• _WHAT IS REQUIRED_: Copy out every line containing the word "Alcoi".

#### PROVIDED RECORDS ####

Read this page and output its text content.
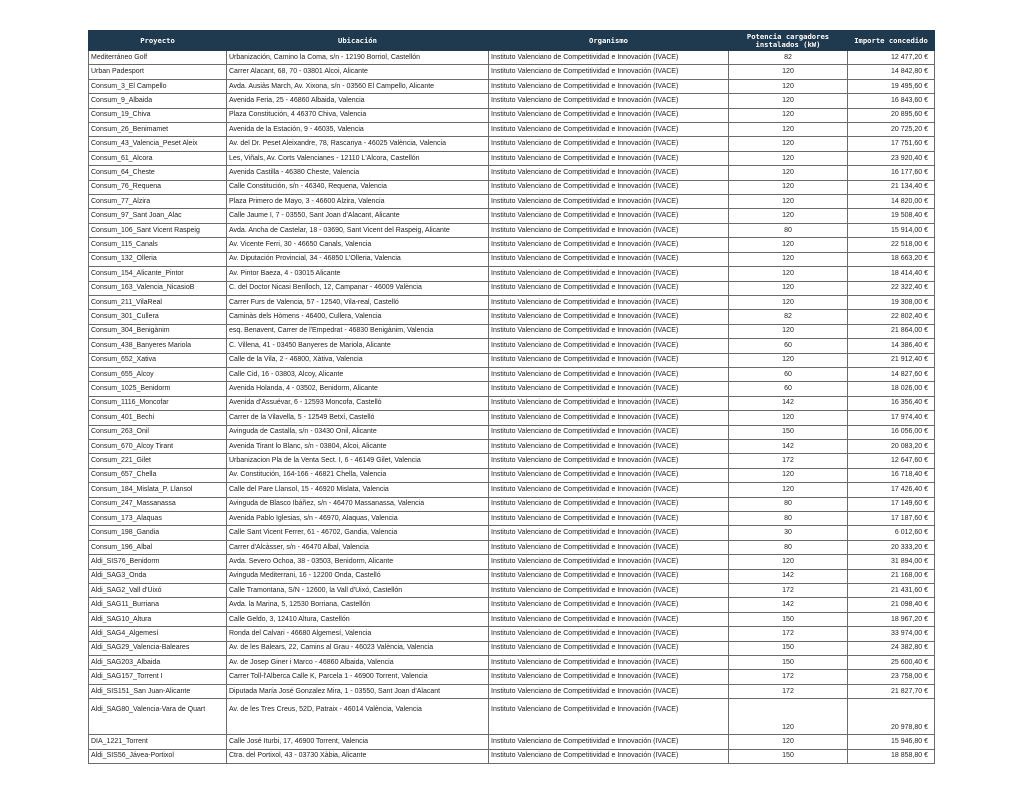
Proyecto	Ubicación	Organismo	Potencia cargadores instalados (kW)	Importe concedido
Mediterráneo Golf	Urbanización, Camino la Coma, s/n - 12190 Borriol, Castellón	Instituto Valenciano de Competitividad e Innovación (IVACE)	82	12 477,20 €
Urban Padesport	Carrer Alacant, 68, 70 - 03801 Alcoi, Alicante	Instituto Valenciano de Competitividad e Innovación (IVACE)	120	14 842,80 €
Consum_3_El Campello	Avda. Ausiàs March, Av. Xixona, s/n - 03560 El Campello, Alicante	Instituto Valenciano de Competitividad e Innovación (IVACE)	120	19 495,60 €
Consum_9_Albaida	Avenida Feria, 25 - 46860 Albaida, Valencia	Instituto Valenciano de Competitividad e Innovación (IVACE)	120	16 843,60 €
Consum_19_Chiva	Plaza Constitución, 4 46370 Chiva, Valencia	Instituto Valenciano de Competitividad e Innovación (IVACE)	120	20 895,60 €
Consum_26_Benimamet	Avenida de la Estación, 9 - 46035, Valencia	Instituto Valenciano de Competitividad e Innovación (IVACE)	120	20 725,20 €
Consum_43_Valencia_Peset Aleix	Av. del Dr. Peset Aleixandre, 78, Rascanya - 46025 València, Valencia	Instituto Valenciano de Competitividad e Innovación (IVACE)	120	17 751,60 €
Consum_61_Alcora	Les, Viñals, Av. Corts Valencianes - 12110 L'Alcora, Castellón	Instituto Valenciano de Competitividad e Innovación (IVACE)	120	23 920,40 €
Consum_64_Cheste	Avenida Castilla - 46380 Cheste, Valencia	Instituto Valenciano de Competitividad e Innovación (IVACE)	120	16 177,60 €
Consum_76_Requena	Calle Constitución, s/n - 46340, Requena, Valencia	Instituto Valenciano de Competitividad e Innovación (IVACE)	120	21 134,40 €
Consum_77_Alzira	Plaza Primero de Mayo, 3 - 46600 Alzira, Valencia	Instituto Valenciano de Competitividad e Innovación (IVACE)	120	14 820,00 €
Consum_97_Sant Joan_Alac	Calle Jaume I, 7 - 03550, Sant Joan d'Alacant, Alicante	Instituto Valenciano de Competitividad e Innovación (IVACE)	120	19 508,40 €
Consum_106_Sant Vicent Raspeig	Avda. Ancha de Castelar, 18 - 03690, Sant Vicent del Raspeig, Alicante	Instituto Valenciano de Competitividad e Innovación (IVACE)	80	15 914,00 €
Consum_115_Canals	Av. Vicente Ferri, 30 - 46650 Canals, Valencia	Instituto Valenciano de Competitividad e Innovación (IVACE)	120	22 518,00 €
Consum_132_Olleria	Av. Diputación Provincial, 34 - 46850 L'Olleria, Valencia	Instituto Valenciano de Competitividad e Innovación (IVACE)	120	18 663,20 €
Consum_154_Alicante_Pintor	Av. Pintor Baeza, 4 - 03015 Alicante	Instituto Valenciano de Competitividad e Innovación (IVACE)	120	18 414,40 €
Consum_163_Valencia_NicasioB	C. del Doctor Nicasi Benlloch, 12, Campanar - 46009 València	Instituto Valenciano de Competitividad e Innovación (IVACE)	120	22 322,40 €
Consum_211_VilaReal	Carrer Furs de Valencia, 57 - 12540, Vila-real, Castelló	Instituto Valenciano de Competitividad e Innovación (IVACE)	120	19 308,00 €
Consum_301_Cullera	Caminàs dels Hòmens - 46400, Cullera, Valencia	Instituto Valenciano de Competitividad e Innovación (IVACE)	82	22 802,40 €
Consum_304_Benigànim	esq. Benavent, Carrer de l'Empedrat - 46830 Benigànim, Valencia	Instituto Valenciano de Competitividad e Innovación (IVACE)	120	21 864,00 €
Consum_438_Banyeres Mariola	C. Villena, 41 - 03450 Banyeres de Mariola, Alicante	Instituto Valenciano de Competitividad e Innovación (IVACE)	60	14 386,40 €
Consum_652_Xativa	Calle de la Vila, 2 - 46800, Xàtiva, Valencia	Instituto Valenciano de Competitividad e Innovación (IVACE)	120	21 912,40 €
Consum_655_Alcoy	Calle Cid, 16 - 03803, Alcoy, Alicante	Instituto Valenciano de Competitividad e Innovación (IVACE)	60	14 827,60 €
Consum_1025_Benidorm	Avenida Holanda, 4 - 03502, Benidorm, Alicante	Instituto Valenciano de Competitividad e Innovación (IVACE)	60	18 026,00 €
Consum_1116_Moncofar	Avenida d'Assuévar, 6 - 12593 Moncofa, Castelló	Instituto Valenciano de Competitividad e Innovación (IVACE)	142	16 356,40 €
Consum_401_Bechi	Carrer de la Vilavella, 5 - 12549 Betxí, Castelló	Instituto Valenciano de Competitividad e Innovación (IVACE)	120	17 974,40 €
Consum_263_Onil	Avinguda de Castalla, s/n - 03430 Onil, Alicante	Instituto Valenciano de Competitividad e Innovación (IVACE)	150	16 056,00 €
Consum_670_Alcoy Tirant	Avenida Tirant lo Blanc, s/n - 03804, Alcoi, Alicante	Instituto Valenciano de Competitividad e Innovación (IVACE)	142	20 083,20 €
Consum_221_Gilet	Urbanizacion Pla de la Venta Sect. I, 6 - 46149 Gilet, Valencia	Instituto Valenciano de Competitividad e Innovación (IVACE)	172	12 647,60 €
Consum_657_Chella	Av. Constitución, 164-166 - 46821 Chella, Valencia	Instituto Valenciano de Competitividad e Innovación (IVACE)	120	16 718,40 €
Consum_184_Mislata_P. Llansol	Calle del Pare Llansol, 15 - 46920 Mislata, Valencia	Instituto Valenciano de Competitividad e Innovación (IVACE)	120	17 426,40 €
Consum_247_Massanassa	Avinguda de Blasco Ibáñez, s/n - 46470 Massanassa, Valencia	Instituto Valenciano de Competitividad e Innovación (IVACE)	80	17 149,60 €
Consum_173_Alaquas	Avenida Pablo Iglesias, s/n - 46970, Alaquas, Valencia	Instituto Valenciano de Competitividad e Innovación (IVACE)	80	17 187,60 €
Consum_198_Gandia	Calle Sant Vicent Ferrer, 61 - 46702, Gandia, Valencia	Instituto Valenciano de Competitividad e Innovación (IVACE)	30	6 012,60 €
Consum_196_Albal	Carrer d'Alcàsser, s/n - 46470 Albal, Valencia	Instituto Valenciano de Competitividad e Innovación (IVACE)	80	20 333,20 €
Aldi_SIS76_Benidorm	Avda. Severo Ochoa, 38 - 03503, Benidorm, Alicante	Instituto Valenciano de Competitividad e Innovación (IVACE)	120	31 894,00 €
Aldi_SAG3_Onda	Avinguda Mediterrani, 16 - 12200 Onda, Castelló	Instituto Valenciano de Competitividad e Innovación (IVACE)	142	21 168,00 €
Aldi_SAG2_Vall d'Uixó	Calle Tramontana, S/N - 12600, la Vall d'Uixó, Castellón	Instituto Valenciano de Competitividad e Innovación (IVACE)	172	21 431,60 €
Aldi_SAG11_Burriana	Avda. la Marina, 5, 12530 Borriana, Castellón	Instituto Valenciano de Competitividad e Innovación (IVACE)	142	21 098,40 €
Aldi_SAG10_Altura	Calle Geldo, 3, 12410 Altura, Castellón	Instituto Valenciano de Competitividad e Innovación (IVACE)	150	18 967,20 €
Aldi_SAG4_Algemesí	Ronda del Calvari - 46680 Algemesí, Valencia	Instituto Valenciano de Competitividad e Innovación (IVACE)	172	33 974,00 €
Aldi_SAG29_Valencia-Baleares	Av. de les Balears, 22, Camins al Grau - 46023 València, Valencia	Instituto Valenciano de Competitividad e Innovación (IVACE)	150	24 382,80 €
Aldi_SAG203_Albaida	Av. de Josep Giner i Marco - 46860 Albaida, Valencia	Instituto Valenciano de Competitividad e Innovación (IVACE)	150	25 600,40 €
Aldi_SAG157_Torrent I	Carrer Toll-l'Alberca Calle K, Parcela 1 - 46900 Torrent, Valencia	Instituto Valenciano de Competitividad e Innovación (IVACE)	172	23 758,00 €
Aldi_SIS151_San Juan-Alicante	Diputada María José Gonzalez Mira, 1 - 03550, Sant Joan d'Alacant	Instituto Valenciano de Competitividad e Innovación (IVACE)	172	21 827,70 €
Aldi_SAG80_Valencia-Vara de Quart	Av. de les Tres Creus, 52D, Patraix - 46014 València, Valencia	Instituto Valenciano de Competitividad e Innovación (IVACE)	120	20 978,80 €
DIA_1221_Torrent	Calle José Iturbi, 17, 46900 Torrent, Valencia	Instituto Valenciano de Competitividad e Innovación (IVACE)	120	15 946,80 €
Aldi_SIS56_Jávea-Portixol	Ctra. del Portixol, 43 - 03730 Xàbia, Alicante	Instituto Valenciano de Competitividad e Innovación (IVACE)	150	18 858,80 €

####

• _WORKED SOLUTION_:
Urban Padesport	Carrer Alacant, 68, 70 - 03801 Alcoi, Alicante	Instituto Valenciano de Competitividad e Innovación (IVACE)	120	14 842,80 €
Consum_670_Alcoy Tirant	Avenida Tirant lo Blanc, s/n - 03804, Alcoi, Alicante	Instituto Valenciano de Competitividad e Innovación (IVACE)	142	20 083,20 €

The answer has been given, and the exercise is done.